§ **Tasks to carry out**:
A. Answer these questions from the passage on the 1957 Oregon State Beavers football team, one per line:
(i) What was the team's record in Pacific Coast Conference games?
(ii) By what total score did the Beavers outscore their opponents?
(iii) Who was the team captain?
B. From the passage on the 1957 Oregon State Beavers football team, write out the part that opens with the words containing "American college football" and closes with "was Ted Searle.", keeping it identical to the original.
C. Using the passage on the 1957 Oregon State Beavers football team, say whether each statement agrees with it. Answer yes or no, and quote the words that decide it.
(i) The team represented Oregon State University.
(ii) The Beavers scored more points than their opponents over the season.
(iii) The Beavers have won consecutive conference championships more than once.

§ **Supplied passage**:
PCC co-champion
- Conference: Pacific Coast Conference
- Record: 8–2 (6–2 PCC)
- Head coach: Tommy Prothro (2nd season);
- Captain: Ted Searle
- Home stadium: Parker Stadium Multnomah Stadium

= 1957 Oregon State Beavers football team =

American college football season

The 1957 Oregon State Beavers football team represented Oregon State College in the 1957 college football season. Led by third-year head coach Tommy Prothro, the Beavers went 8–2, and outscored their opponents 203 to 129. Oregon State won their second consecutive Pacific Coast Conference championship, the only time the Beavers have won consecutive conference championships. The team captain was Ted Searle.

§ **Entries provided**:
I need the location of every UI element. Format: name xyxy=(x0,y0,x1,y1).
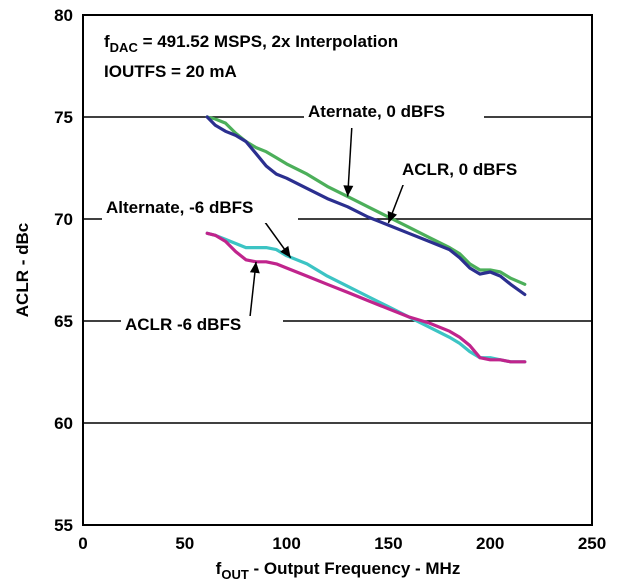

* * *

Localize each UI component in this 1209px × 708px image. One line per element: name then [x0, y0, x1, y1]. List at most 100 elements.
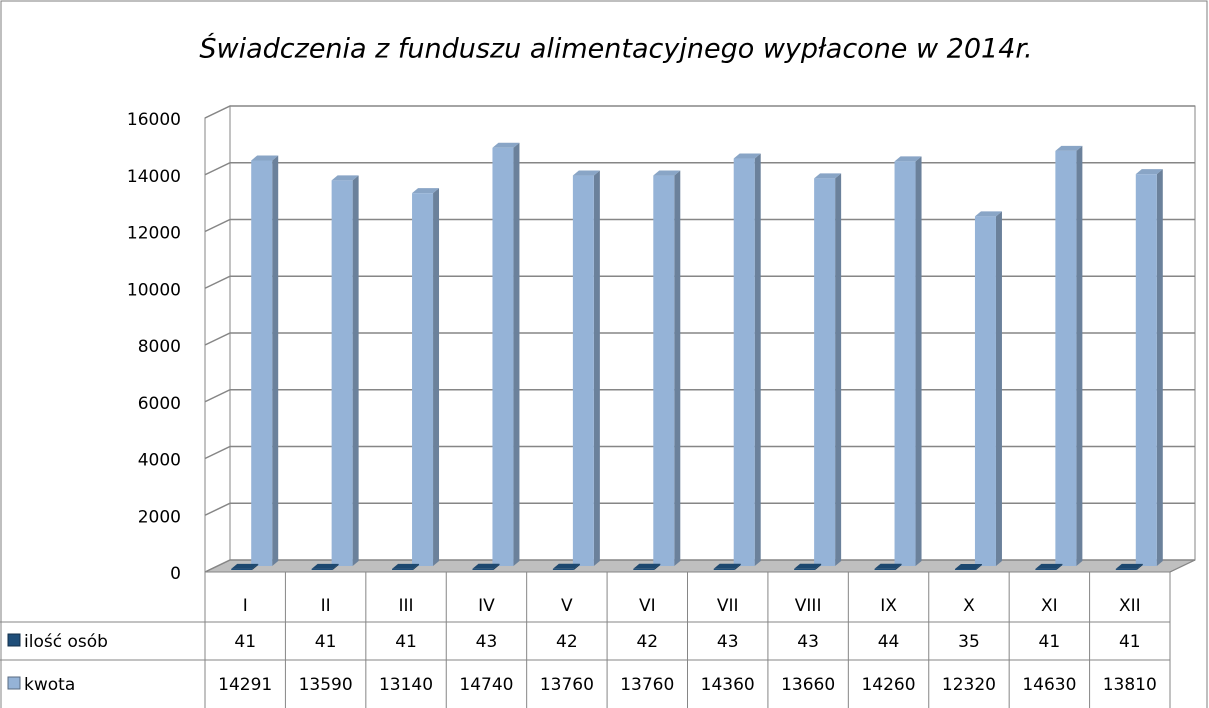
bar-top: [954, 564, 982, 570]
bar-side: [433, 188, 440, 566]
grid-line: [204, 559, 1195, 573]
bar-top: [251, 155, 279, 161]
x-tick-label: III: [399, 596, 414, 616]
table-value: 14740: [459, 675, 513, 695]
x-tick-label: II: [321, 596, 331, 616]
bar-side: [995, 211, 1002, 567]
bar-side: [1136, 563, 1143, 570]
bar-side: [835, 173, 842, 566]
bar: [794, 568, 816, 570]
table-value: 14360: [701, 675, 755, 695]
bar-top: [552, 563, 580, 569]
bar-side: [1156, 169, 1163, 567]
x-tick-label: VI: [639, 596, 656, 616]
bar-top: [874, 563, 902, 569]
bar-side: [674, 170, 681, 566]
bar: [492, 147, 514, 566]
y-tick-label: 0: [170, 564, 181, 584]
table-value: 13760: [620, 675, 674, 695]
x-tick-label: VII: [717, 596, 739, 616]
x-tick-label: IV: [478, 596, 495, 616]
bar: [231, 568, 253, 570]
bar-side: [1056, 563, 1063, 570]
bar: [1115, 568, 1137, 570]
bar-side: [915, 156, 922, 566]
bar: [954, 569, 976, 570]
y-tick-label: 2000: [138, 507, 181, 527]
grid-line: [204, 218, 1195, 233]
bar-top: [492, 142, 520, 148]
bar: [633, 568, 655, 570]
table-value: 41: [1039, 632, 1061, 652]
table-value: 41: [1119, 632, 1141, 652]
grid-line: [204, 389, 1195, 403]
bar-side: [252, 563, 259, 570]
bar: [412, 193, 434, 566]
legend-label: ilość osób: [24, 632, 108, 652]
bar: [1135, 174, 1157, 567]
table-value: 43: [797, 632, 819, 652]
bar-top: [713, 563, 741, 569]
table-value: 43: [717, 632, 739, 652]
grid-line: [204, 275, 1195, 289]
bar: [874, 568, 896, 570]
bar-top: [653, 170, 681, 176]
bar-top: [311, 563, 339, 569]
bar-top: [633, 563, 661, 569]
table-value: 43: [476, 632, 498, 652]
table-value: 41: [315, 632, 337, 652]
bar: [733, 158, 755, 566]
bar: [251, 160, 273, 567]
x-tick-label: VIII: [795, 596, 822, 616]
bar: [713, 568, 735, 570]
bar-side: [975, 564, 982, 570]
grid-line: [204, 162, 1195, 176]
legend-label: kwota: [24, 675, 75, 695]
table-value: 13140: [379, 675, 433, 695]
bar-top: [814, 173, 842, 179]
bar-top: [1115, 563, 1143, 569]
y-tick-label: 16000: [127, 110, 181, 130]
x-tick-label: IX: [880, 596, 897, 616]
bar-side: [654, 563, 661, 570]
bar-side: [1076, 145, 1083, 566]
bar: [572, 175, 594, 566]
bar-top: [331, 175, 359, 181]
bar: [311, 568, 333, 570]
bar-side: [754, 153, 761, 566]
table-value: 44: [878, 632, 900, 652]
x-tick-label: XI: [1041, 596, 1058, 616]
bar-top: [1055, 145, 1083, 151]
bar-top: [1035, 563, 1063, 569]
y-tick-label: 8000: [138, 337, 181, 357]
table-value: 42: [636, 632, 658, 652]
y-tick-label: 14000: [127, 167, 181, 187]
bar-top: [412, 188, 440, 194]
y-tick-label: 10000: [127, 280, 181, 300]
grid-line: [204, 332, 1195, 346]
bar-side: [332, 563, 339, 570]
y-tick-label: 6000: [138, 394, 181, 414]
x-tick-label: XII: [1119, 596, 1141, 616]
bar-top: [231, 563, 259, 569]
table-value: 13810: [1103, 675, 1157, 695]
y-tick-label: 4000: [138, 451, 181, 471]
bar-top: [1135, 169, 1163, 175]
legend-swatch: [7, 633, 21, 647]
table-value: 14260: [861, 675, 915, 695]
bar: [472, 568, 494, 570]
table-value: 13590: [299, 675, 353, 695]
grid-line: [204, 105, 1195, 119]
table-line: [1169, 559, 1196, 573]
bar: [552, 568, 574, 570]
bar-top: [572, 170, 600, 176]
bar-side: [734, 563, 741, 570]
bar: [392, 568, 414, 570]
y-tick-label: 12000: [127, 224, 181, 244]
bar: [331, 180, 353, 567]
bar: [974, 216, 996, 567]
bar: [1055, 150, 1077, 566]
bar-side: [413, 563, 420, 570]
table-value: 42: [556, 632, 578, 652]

==

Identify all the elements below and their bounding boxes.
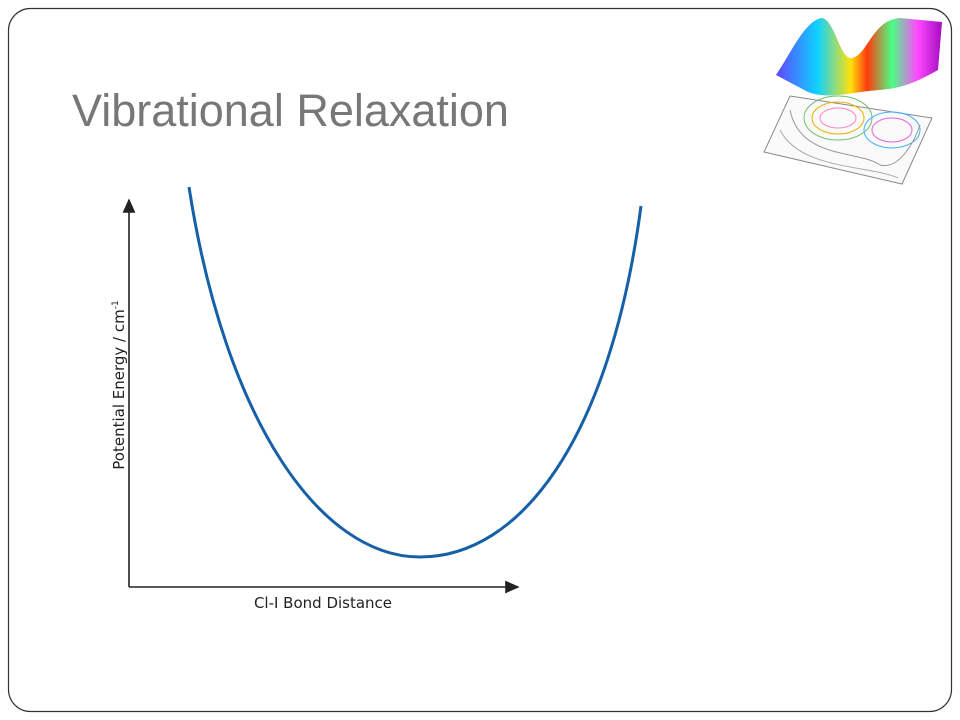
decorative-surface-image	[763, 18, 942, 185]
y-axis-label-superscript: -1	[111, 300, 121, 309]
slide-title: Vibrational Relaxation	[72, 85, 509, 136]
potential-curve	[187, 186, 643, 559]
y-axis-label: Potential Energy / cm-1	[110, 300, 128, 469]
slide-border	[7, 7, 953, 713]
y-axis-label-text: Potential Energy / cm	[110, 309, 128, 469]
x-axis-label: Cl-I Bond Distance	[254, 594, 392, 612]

§ **Responses to the exercise**:
A.
(i) 6–2
(ii) 203 to 129
(iii) Ted Searle

B.
American college football season

The 1957 Oregon State Beavers football team represented Oregon State College in the 1957 college football season. Led by third-year head coach Tommy Prothro, the Beavers went 8–2, and outscored their opponents 203 to 129. Oregon State won their second consecutive Pacific Coast Conference championship, the only time the Beavers have won consecutive conference championships. The team captain was Ted Searle.

C.
(i) No: "represented Oregon State College in the 1957 college football season"
(ii) Yes: "outscored their opponents 203 to 129"
(iii) No: "the only time the Beavers have won consecutive conference championships"